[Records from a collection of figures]
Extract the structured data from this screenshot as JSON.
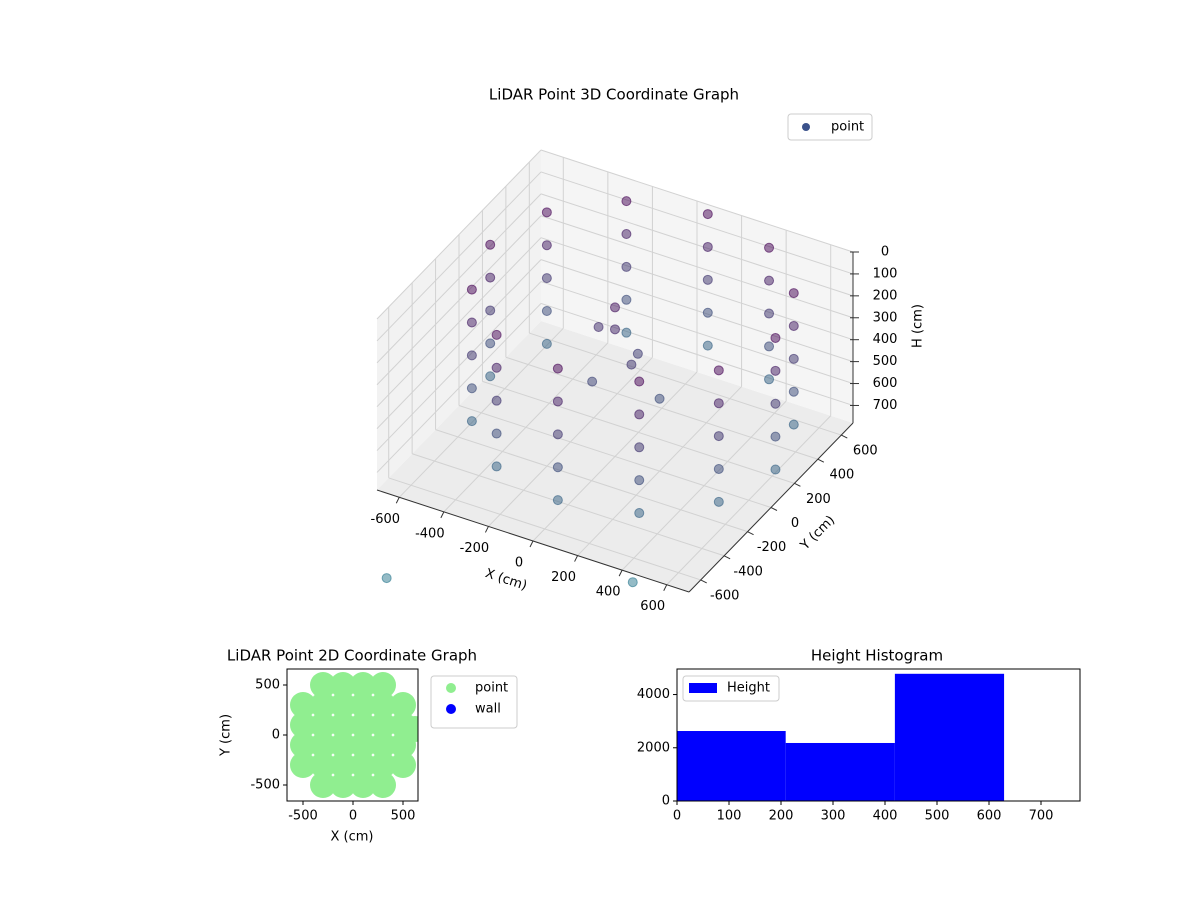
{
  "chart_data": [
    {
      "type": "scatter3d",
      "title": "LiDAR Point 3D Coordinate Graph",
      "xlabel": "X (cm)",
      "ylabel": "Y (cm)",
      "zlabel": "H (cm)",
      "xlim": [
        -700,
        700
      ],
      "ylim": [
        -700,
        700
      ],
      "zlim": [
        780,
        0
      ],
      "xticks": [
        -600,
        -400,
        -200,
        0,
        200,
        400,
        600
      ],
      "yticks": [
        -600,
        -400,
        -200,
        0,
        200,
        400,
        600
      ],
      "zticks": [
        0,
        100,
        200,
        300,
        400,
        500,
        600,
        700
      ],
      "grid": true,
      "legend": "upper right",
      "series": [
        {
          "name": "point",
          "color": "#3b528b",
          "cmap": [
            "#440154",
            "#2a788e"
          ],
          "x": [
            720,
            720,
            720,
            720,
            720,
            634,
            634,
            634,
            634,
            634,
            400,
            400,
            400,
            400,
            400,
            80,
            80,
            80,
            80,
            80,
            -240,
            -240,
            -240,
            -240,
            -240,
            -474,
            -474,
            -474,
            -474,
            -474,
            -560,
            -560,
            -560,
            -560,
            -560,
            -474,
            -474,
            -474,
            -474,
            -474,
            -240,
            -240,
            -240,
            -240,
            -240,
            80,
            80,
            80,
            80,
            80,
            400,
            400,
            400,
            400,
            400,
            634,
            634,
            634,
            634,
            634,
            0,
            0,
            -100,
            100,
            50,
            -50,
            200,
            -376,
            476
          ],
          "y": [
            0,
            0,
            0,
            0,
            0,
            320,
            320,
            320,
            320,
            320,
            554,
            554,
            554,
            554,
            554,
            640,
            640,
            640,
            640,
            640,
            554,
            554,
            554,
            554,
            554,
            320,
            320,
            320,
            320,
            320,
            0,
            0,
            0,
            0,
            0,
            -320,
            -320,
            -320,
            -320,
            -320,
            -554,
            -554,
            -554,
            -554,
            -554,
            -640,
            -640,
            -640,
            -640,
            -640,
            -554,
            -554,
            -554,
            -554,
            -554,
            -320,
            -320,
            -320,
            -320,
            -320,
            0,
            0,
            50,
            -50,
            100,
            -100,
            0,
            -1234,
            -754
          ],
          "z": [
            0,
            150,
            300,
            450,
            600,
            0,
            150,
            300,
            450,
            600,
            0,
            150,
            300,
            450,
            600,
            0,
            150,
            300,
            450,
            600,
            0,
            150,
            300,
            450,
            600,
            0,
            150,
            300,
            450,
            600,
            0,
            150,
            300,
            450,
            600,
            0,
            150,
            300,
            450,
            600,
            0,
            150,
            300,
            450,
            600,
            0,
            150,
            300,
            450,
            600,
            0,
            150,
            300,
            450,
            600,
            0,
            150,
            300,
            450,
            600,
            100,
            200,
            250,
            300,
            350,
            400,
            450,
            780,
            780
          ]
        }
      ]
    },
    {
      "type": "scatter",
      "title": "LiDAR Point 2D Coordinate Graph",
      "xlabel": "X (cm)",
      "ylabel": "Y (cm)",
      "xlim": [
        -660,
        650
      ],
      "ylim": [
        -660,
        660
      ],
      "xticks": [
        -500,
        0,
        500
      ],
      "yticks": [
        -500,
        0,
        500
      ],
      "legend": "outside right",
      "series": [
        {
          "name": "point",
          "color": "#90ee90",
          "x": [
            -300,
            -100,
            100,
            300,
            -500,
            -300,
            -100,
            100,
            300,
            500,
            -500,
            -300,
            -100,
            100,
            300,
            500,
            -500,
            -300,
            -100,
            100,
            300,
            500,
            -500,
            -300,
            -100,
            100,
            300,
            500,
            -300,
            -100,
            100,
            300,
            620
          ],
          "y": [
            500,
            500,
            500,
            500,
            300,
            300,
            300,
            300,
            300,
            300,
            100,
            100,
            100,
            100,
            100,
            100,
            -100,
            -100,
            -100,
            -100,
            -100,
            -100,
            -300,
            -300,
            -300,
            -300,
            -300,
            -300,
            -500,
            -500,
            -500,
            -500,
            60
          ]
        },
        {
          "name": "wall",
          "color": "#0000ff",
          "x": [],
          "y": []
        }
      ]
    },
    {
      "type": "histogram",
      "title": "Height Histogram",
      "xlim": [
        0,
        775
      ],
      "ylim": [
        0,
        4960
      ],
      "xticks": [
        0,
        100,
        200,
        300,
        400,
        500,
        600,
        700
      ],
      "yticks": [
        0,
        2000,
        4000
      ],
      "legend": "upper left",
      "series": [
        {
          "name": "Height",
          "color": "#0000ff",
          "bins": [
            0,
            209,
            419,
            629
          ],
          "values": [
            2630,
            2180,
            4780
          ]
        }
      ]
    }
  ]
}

TASK TO CARRY OUT:
Would you return the data exactly as written, without the pictures?

FULL OUTPUT:
Extract the structured data from this screenshot as JSON.
{
  "chart_data": [
    {
      "type": "scatter3d",
      "title": "LiDAR Point 3D Coordinate Graph",
      "xlabel": "X (cm)",
      "ylabel": "Y (cm)",
      "zlabel": "H (cm)",
      "xlim": [
        -700,
        700
      ],
      "ylim": [
        -700,
        700
      ],
      "zlim": [
        780,
        0
      ],
      "xticks": [
        -600,
        -400,
        -200,
        0,
        200,
        400,
        600
      ],
      "yticks": [
        -600,
        -400,
        -200,
        0,
        200,
        400,
        600
      ],
      "zticks": [
        0,
        100,
        200,
        300,
        400,
        500,
        600,
        700
      ],
      "grid": true,
      "legend": "upper right",
      "series": [
        {
          "name": "point",
          "color": "#3b528b",
          "cmap": [
            "#440154",
            "#2a788e"
          ],
          "x": [
            720,
            720,
            720,
            720,
            720,
            634,
            634,
            634,
            634,
            634,
            400,
            400,
            400,
            400,
            400,
            80,
            80,
            80,
            80,
            80,
            -240,
            -240,
            -240,
            -240,
            -240,
            -474,
            -474,
            -474,
            -474,
            -474,
            -560,
            -560,
            -560,
            -560,
            -560,
            -474,
            -474,
            -474,
            -474,
            -474,
            -240,
            -240,
            -240,
            -240,
            -240,
            80,
            80,
            80,
            80,
            80,
            400,
            400,
            400,
            400,
            400,
            634,
            634,
            634,
            634,
            634,
            0,
            0,
            -100,
            100,
            50,
            -50,
            200,
            -376,
            476
          ],
          "y": [
            0,
            0,
            0,
            0,
            0,
            320,
            320,
            320,
            320,
            320,
            554,
            554,
            554,
            554,
            554,
            640,
            640,
            640,
            640,
            640,
            554,
            554,
            554,
            554,
            554,
            320,
            320,
            320,
            320,
            320,
            0,
            0,
            0,
            0,
            0,
            -320,
            -320,
            -320,
            -320,
            -320,
            -554,
            -554,
            -554,
            -554,
            -554,
            -640,
            -640,
            -640,
            -640,
            -640,
            -554,
            -554,
            -554,
            -554,
            -554,
            -320,
            -320,
            -320,
            -320,
            -320,
            0,
            0,
            50,
            -50,
            100,
            -100,
            0,
            -1234,
            -754
          ],
          "z": [
            0,
            150,
            300,
            450,
            600,
            0,
            150,
            300,
            450,
            600,
            0,
            150,
            300,
            450,
            600,
            0,
            150,
            300,
            450,
            600,
            0,
            150,
            300,
            450,
            600,
            0,
            150,
            300,
            450,
            600,
            0,
            150,
            300,
            450,
            600,
            0,
            150,
            300,
            450,
            600,
            0,
            150,
            300,
            450,
            600,
            0,
            150,
            300,
            450,
            600,
            0,
            150,
            300,
            450,
            600,
            0,
            150,
            300,
            450,
            600,
            100,
            200,
            250,
            300,
            350,
            400,
            450,
            780,
            780
          ]
        }
      ]
    },
    {
      "type": "scatter",
      "title": "LiDAR Point 2D Coordinate Graph",
      "xlabel": "X (cm)",
      "ylabel": "Y (cm)",
      "xlim": [
        -660,
        650
      ],
      "ylim": [
        -660,
        660
      ],
      "xticks": [
        -500,
        0,
        500
      ],
      "yticks": [
        -500,
        0,
        500
      ],
      "legend": "outside right",
      "series": [
        {
          "name": "point",
          "color": "#90ee90",
          "x": [
            -300,
            -100,
            100,
            300,
            -500,
            -300,
            -100,
            100,
            300,
            500,
            -500,
            -300,
            -100,
            100,
            300,
            500,
            -500,
            -300,
            -100,
            100,
            300,
            500,
            -500,
            -300,
            -100,
            100,
            300,
            500,
            -300,
            -100,
            100,
            300,
            620
          ],
          "y": [
            500,
            500,
            500,
            500,
            300,
            300,
            300,
            300,
            300,
            300,
            100,
            100,
            100,
            100,
            100,
            100,
            -100,
            -100,
            -100,
            -100,
            -100,
            -100,
            -300,
            -300,
            -300,
            -300,
            -300,
            -300,
            -500,
            -500,
            -500,
            -500,
            60
          ]
        },
        {
          "name": "wall",
          "color": "#0000ff",
          "x": [],
          "y": []
        }
      ]
    },
    {
      "type": "histogram",
      "title": "Height Histogram",
      "xlim": [
        0,
        775
      ],
      "ylim": [
        0,
        4960
      ],
      "xticks": [
        0,
        100,
        200,
        300,
        400,
        500,
        600,
        700
      ],
      "yticks": [
        0,
        2000,
        4000
      ],
      "legend": "upper left",
      "series": [
        {
          "name": "Height",
          "color": "#0000ff",
          "bins": [
            0,
            209,
            419,
            629
          ],
          "values": [
            2630,
            2180,
            4780
          ]
        }
      ]
    }
  ]
}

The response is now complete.